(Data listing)
##############################

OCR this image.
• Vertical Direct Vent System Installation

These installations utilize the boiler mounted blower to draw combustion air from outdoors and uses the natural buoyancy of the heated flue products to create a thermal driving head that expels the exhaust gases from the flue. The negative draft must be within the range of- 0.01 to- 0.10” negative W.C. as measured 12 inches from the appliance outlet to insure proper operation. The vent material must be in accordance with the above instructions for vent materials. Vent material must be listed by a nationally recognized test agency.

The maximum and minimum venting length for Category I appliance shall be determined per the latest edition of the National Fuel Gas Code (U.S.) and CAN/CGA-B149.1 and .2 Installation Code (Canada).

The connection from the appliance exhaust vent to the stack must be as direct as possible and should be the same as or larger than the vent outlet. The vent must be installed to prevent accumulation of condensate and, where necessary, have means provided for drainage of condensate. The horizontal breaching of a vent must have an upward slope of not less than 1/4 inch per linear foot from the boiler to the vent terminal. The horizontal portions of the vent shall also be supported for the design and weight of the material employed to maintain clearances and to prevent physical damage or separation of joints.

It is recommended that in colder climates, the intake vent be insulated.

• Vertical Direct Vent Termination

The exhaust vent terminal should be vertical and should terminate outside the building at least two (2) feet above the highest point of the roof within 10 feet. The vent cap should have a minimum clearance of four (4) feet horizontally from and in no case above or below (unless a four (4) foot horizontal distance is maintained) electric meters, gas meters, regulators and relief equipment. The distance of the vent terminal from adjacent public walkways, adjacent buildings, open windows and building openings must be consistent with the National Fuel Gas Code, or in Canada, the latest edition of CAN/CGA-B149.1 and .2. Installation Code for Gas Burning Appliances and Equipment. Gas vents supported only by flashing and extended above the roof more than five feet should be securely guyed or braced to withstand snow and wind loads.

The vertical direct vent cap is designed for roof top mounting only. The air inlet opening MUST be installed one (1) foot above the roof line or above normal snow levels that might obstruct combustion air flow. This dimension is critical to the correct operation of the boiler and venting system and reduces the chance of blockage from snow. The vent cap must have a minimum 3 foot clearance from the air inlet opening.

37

##############################

To be done: Identify which lines contain the word "shall" and copy each one.

Reply to the exercise:
The maximum and minimum venting length for Category I appliance shall be determined per the latest edition of the National Fuel Gas Code (U.S.) and CAN/CGA-B149.1 and .2 Installation Code (Canada).
The connection from the appliance exhaust vent to the stack must be as direct as possible and should be the same as or larger than the vent outlet. The vent must be installed to prevent accumulation of condensate and, where necessary, have means provided for drainage of condensate. The horizontal breaching of a vent must have an upward slope of not less than 1/4 inch per linear foot from the boiler to the vent terminal. The horizontal portions of the vent shall also be supported for the design and weight of the material employed to maintain clearances and to prevent physical damage or separation of joints.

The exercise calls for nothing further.